— START PROVIDED RECORDS —

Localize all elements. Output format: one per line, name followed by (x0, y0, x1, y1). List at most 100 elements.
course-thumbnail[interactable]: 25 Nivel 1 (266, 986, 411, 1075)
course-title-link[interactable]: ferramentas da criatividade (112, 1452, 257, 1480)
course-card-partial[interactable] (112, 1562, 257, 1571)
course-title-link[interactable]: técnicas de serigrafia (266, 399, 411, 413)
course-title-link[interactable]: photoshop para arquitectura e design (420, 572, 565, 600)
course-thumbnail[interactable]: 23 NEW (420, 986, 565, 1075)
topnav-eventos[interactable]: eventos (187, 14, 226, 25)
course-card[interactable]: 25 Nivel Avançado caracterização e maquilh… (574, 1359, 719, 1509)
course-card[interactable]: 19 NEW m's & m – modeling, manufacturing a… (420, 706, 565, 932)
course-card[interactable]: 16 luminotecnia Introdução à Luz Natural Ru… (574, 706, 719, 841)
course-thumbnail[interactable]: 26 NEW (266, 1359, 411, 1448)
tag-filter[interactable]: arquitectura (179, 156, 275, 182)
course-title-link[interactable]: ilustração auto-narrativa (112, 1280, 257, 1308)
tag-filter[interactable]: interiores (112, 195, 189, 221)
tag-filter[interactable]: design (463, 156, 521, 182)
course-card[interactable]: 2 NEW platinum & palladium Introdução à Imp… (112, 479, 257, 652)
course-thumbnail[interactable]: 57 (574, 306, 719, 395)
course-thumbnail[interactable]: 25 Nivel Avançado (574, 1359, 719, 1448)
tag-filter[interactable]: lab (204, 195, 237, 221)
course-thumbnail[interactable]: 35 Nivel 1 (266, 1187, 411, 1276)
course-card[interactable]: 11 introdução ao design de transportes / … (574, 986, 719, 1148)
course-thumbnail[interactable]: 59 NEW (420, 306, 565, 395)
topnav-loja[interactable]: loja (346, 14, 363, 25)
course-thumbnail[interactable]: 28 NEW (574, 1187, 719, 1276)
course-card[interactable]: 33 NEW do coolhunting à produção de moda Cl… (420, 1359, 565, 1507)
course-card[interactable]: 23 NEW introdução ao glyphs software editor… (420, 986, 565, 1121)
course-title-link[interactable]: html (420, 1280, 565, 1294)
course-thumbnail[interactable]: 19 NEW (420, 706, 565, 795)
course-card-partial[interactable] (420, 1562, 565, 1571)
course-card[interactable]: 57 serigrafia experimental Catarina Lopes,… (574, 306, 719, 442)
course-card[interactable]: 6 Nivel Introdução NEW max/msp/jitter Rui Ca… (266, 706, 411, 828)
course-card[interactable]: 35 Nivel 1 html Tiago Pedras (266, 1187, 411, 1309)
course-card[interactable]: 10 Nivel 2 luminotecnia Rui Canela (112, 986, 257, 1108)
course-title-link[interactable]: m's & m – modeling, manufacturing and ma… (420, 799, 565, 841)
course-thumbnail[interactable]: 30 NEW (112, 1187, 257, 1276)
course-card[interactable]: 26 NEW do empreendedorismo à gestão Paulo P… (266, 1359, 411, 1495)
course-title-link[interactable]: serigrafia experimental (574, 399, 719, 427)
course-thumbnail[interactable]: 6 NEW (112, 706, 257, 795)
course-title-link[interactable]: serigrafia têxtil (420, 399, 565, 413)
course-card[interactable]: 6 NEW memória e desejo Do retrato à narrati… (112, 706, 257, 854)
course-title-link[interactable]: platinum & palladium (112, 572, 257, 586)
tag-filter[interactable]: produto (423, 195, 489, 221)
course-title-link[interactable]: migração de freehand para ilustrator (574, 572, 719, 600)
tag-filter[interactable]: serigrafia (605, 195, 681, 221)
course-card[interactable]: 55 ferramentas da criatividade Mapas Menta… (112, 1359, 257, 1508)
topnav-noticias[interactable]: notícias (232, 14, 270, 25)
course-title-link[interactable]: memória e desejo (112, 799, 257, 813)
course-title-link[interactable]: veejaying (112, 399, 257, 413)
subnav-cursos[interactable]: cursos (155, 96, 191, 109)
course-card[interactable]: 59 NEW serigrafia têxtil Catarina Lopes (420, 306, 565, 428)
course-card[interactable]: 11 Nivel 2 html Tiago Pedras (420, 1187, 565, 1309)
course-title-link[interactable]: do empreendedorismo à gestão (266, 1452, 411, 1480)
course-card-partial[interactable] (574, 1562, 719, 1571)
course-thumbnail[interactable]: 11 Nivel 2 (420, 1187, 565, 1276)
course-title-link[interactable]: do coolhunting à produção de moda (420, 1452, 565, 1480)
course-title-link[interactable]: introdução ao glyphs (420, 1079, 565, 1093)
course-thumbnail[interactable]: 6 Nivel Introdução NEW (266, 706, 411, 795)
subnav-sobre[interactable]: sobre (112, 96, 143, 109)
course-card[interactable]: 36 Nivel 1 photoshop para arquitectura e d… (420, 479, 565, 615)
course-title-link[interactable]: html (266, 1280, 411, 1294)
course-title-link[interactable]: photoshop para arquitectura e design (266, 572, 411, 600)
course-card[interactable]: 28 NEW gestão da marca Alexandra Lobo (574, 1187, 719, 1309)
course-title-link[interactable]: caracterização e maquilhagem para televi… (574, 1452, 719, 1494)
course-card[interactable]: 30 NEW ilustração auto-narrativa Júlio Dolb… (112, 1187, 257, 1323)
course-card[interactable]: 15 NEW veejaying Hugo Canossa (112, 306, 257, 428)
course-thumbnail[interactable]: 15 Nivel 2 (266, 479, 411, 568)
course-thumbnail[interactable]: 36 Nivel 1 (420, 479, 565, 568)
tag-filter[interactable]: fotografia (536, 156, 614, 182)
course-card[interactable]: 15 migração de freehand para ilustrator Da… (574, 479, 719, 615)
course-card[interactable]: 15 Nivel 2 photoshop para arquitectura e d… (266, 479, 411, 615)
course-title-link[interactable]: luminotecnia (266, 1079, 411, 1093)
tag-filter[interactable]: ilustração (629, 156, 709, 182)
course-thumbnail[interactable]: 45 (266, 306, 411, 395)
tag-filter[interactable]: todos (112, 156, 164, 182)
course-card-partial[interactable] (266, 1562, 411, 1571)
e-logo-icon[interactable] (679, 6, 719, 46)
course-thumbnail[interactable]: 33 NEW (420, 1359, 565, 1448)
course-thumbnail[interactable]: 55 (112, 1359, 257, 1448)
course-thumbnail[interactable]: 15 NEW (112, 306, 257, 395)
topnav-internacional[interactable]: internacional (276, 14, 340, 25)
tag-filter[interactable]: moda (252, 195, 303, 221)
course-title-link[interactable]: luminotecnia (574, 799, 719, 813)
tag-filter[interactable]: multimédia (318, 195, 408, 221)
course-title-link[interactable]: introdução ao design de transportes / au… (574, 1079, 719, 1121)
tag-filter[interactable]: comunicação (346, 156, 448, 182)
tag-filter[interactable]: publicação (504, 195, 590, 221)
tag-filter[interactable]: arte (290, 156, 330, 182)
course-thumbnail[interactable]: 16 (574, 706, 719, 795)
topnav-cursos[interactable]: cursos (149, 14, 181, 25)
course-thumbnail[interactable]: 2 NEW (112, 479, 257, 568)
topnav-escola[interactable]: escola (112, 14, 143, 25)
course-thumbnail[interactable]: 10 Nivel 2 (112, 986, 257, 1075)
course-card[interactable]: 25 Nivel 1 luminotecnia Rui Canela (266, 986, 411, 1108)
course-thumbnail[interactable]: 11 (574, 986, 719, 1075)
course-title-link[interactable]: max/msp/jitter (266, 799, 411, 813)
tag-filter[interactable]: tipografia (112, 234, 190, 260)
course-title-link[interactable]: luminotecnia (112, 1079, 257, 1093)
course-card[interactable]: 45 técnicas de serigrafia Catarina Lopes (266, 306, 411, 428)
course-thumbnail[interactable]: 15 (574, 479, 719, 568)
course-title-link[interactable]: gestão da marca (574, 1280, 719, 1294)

— END PROVIDED RECORDS —

WHAT THE TASK REQUIRES - Rewrite the records above, changing each "tag-filter" to "tag-button" and keeping everything else the same.

SOLVED EXERCISE -
Localize all elements. Output format: one per line, name followed by (x0, y0, x1, y1). List at most 100 elements.
course-thumbnail[interactable]: 25 Nivel 1 (266, 986, 411, 1075)
course-title-link[interactable]: ferramentas da criatividade (112, 1452, 257, 1480)
course-card-partial[interactable] (112, 1562, 257, 1571)
course-title-link[interactable]: técnicas de serigrafia (266, 399, 411, 413)
course-title-link[interactable]: photoshop para arquitectura e design (420, 572, 565, 600)
course-thumbnail[interactable]: 23 NEW (420, 986, 565, 1075)
topnav-eventos[interactable]: eventos (187, 14, 226, 25)
course-card[interactable]: 25 Nivel Avançado caracterização e maquilh… (574, 1359, 719, 1509)
course-card[interactable]: 19 NEW m's & m – modeling, manufacturing a… (420, 706, 565, 932)
course-card[interactable]: 16 luminotecnia Introdução à Luz Natural Ru… (574, 706, 719, 841)
course-thumbnail[interactable]: 26 NEW (266, 1359, 411, 1448)
tag-button[interactable]: arquitectura (179, 156, 275, 182)
course-title-link[interactable]: ilustração auto-narrativa (112, 1280, 257, 1308)
tag-button[interactable]: interiores (112, 195, 189, 221)
tag-button[interactable]: design (463, 156, 521, 182)
course-card[interactable]: 2 NEW platinum & palladium Introdução à Imp… (112, 479, 257, 652)
course-thumbnail[interactable]: 57 (574, 306, 719, 395)
course-thumbnail[interactable]: 25 Nivel Avançado (574, 1359, 719, 1448)
tag-button[interactable]: lab (204, 195, 237, 221)
course-thumbnail[interactable]: 35 Nivel 1 (266, 1187, 411, 1276)
course-card[interactable]: 11 introdução ao design de transportes / … (574, 986, 719, 1148)
course-thumbnail[interactable]: 59 NEW (420, 306, 565, 395)
topnav-loja[interactable]: loja (346, 14, 363, 25)
course-thumbnail[interactable]: 28 NEW (574, 1187, 719, 1276)
course-card[interactable]: 33 NEW do coolhunting à produção de moda Cl… (420, 1359, 565, 1507)
course-card[interactable]: 23 NEW introdução ao glyphs software editor… (420, 986, 565, 1121)
course-title-link[interactable]: html (420, 1280, 565, 1294)
course-thumbnail[interactable]: 19 NEW (420, 706, 565, 795)
course-card-partial[interactable] (420, 1562, 565, 1571)
course-card[interactable]: 57 serigrafia experimental Catarina Lopes,… (574, 306, 719, 442)
course-card[interactable]: 6 Nivel Introdução NEW max/msp/jitter Rui Ca… (266, 706, 411, 828)
course-card[interactable]: 35 Nivel 1 html Tiago Pedras (266, 1187, 411, 1309)
course-card[interactable]: 10 Nivel 2 luminotecnia Rui Canela (112, 986, 257, 1108)
course-title-link[interactable]: m's & m – modeling, manufacturing and ma… (420, 799, 565, 841)
course-thumbnail[interactable]: 30 NEW (112, 1187, 257, 1276)
course-card[interactable]: 26 NEW do empreendedorismo à gestão Paulo P… (266, 1359, 411, 1495)
course-title-link[interactable]: serigrafia experimental (574, 399, 719, 427)
course-thumbnail[interactable]: 6 NEW (112, 706, 257, 795)
course-title-link[interactable]: serigrafia têxtil (420, 399, 565, 413)
course-card[interactable]: 6 NEW memória e desejo Do retrato à narrati… (112, 706, 257, 854)
course-title-link[interactable]: platinum & palladium (112, 572, 257, 586)
tag-button[interactable]: produto (423, 195, 489, 221)
course-title-link[interactable]: migração de freehand para ilustrator (574, 572, 719, 600)
tag-button[interactable]: serigrafia (605, 195, 681, 221)
course-card[interactable]: 55 ferramentas da criatividade Mapas Menta… (112, 1359, 257, 1508)
topnav-noticias[interactable]: notícias (232, 14, 270, 25)
course-title-link[interactable]: memória e desejo (112, 799, 257, 813)
course-title-link[interactable]: veejaying (112, 399, 257, 413)
subnav-cursos[interactable]: cursos (155, 96, 191, 109)
course-card[interactable]: 59 NEW serigrafia têxtil Catarina Lopes (420, 306, 565, 428)
course-card[interactable]: 11 Nivel 2 html Tiago Pedras (420, 1187, 565, 1309)
course-title-link[interactable]: do empreendedorismo à gestão (266, 1452, 411, 1480)
course-card-partial[interactable] (574, 1562, 719, 1571)
course-thumbnail[interactable]: 11 Nivel 2 (420, 1187, 565, 1276)
course-title-link[interactable]: do coolhunting à produção de moda (420, 1452, 565, 1480)
course-title-link[interactable]: introdução ao glyphs (420, 1079, 565, 1093)
course-thumbnail[interactable]: 6 Nivel Introdução NEW (266, 706, 411, 795)
subnav-sobre[interactable]: sobre (112, 96, 143, 109)
course-card[interactable]: 36 Nivel 1 photoshop para arquitectura e d… (420, 479, 565, 615)
course-title-link[interactable]: html (266, 1280, 411, 1294)
course-title-link[interactable]: photoshop para arquitectura e design (266, 572, 411, 600)
course-card[interactable]: 28 NEW gestão da marca Alexandra Lobo (574, 1187, 719, 1309)
course-title-link[interactable]: caracterização e maquilhagem para televi… (574, 1452, 719, 1494)
course-card[interactable]: 30 NEW ilustração auto-narrativa Júlio Dolb… (112, 1187, 257, 1323)
course-card[interactable]: 15 NEW veejaying Hugo Canossa (112, 306, 257, 428)
course-thumbnail[interactable]: 15 Nivel 2 (266, 479, 411, 568)
course-thumbnail[interactable]: 36 Nivel 1 (420, 479, 565, 568)
tag-button[interactable]: fotografia (536, 156, 614, 182)
course-card[interactable]: 15 migração de freehand para ilustrator Da… (574, 479, 719, 615)
course-card[interactable]: 15 Nivel 2 photoshop para arquitectura e d… (266, 479, 411, 615)
course-title-link[interactable]: luminotecnia (266, 1079, 411, 1093)
tag-button[interactable]: ilustração (629, 156, 709, 182)
course-thumbnail[interactable]: 45 (266, 306, 411, 395)
tag-button[interactable]: todos (112, 156, 164, 182)
course-card-partial[interactable] (266, 1562, 411, 1571)
e-logo-icon[interactable] (679, 6, 719, 46)
course-thumbnail[interactable]: 33 NEW (420, 1359, 565, 1448)
course-thumbnail[interactable]: 55 (112, 1359, 257, 1448)
course-thumbnail[interactable]: 15 NEW (112, 306, 257, 395)
topnav-internacional[interactable]: internacional (276, 14, 340, 25)
tag-button[interactable]: moda (252, 195, 303, 221)
course-title-link[interactable]: luminotecnia (574, 799, 719, 813)
tag-button[interactable]: multimédia (318, 195, 408, 221)
course-title-link[interactable]: introdução ao design de transportes / au… (574, 1079, 719, 1121)
tag-button[interactable]: comunicação (346, 156, 448, 182)
tag-button[interactable]: publicação (504, 195, 590, 221)
tag-button[interactable]: arte (290, 156, 330, 182)
course-thumbnail[interactable]: 16 (574, 706, 719, 795)
topnav-cursos[interactable]: cursos (149, 14, 181, 25)
course-thumbnail[interactable]: 2 NEW (112, 479, 257, 568)
topnav-escola[interactable]: escola (112, 14, 143, 25)
course-thumbnail[interactable]: 10 Nivel 2 (112, 986, 257, 1075)
course-card[interactable]: 25 Nivel 1 luminotecnia Rui Canela (266, 986, 411, 1108)
course-thumbnail[interactable]: 11 (574, 986, 719, 1075)
course-title-link[interactable]: max/msp/jitter (266, 799, 411, 813)
tag-button[interactable]: tipografia (112, 234, 190, 260)
course-title-link[interactable]: luminotecnia (112, 1079, 257, 1093)
course-card[interactable]: 45 técnicas de serigrafia Catarina Lopes (266, 306, 411, 428)
course-thumbnail[interactable]: 15 (574, 479, 719, 568)
course-title-link[interactable]: gestão da marca (574, 1280, 719, 1294)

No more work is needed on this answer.